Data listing
_ _ _

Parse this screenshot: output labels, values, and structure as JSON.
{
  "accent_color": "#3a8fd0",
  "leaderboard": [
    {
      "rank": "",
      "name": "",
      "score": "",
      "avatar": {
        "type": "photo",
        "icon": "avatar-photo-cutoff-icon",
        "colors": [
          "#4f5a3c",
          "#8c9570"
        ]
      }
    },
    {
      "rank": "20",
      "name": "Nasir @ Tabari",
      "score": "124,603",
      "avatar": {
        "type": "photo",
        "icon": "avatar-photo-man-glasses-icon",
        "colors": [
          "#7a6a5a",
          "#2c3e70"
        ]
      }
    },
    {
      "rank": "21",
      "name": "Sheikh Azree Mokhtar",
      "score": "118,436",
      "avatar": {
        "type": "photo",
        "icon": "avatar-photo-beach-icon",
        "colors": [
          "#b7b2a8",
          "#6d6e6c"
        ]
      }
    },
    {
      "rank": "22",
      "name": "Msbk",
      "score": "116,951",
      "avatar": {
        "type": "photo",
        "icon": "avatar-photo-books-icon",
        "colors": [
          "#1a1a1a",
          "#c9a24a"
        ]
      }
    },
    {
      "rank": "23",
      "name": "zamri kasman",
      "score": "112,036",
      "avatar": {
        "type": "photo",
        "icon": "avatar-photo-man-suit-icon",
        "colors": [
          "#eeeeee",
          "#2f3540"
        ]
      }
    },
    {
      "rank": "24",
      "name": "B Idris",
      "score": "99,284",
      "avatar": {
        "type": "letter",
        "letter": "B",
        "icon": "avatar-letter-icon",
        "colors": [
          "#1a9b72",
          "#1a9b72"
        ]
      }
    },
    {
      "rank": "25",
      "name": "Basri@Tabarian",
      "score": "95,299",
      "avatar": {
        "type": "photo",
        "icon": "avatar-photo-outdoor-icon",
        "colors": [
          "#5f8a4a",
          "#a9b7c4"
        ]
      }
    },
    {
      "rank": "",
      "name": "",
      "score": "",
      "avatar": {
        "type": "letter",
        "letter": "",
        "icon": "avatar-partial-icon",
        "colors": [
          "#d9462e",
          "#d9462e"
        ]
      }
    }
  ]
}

_ _ _

* **Written task**
Extract each line from the entries above that contains the string "icon".

* **Task output**
        "icon": "avatar-photo-cutoff-icon",
        "icon": "avatar-photo-man-glasses-icon",
        "icon": "avatar-photo-beach-icon",
        "icon": "avatar-photo-books-icon",
        "icon": "avatar-photo-man-suit-icon",
        "icon": "avatar-letter-icon",
        "icon": "avatar-photo-outdoor-icon",
        "icon": "avatar-partial-icon",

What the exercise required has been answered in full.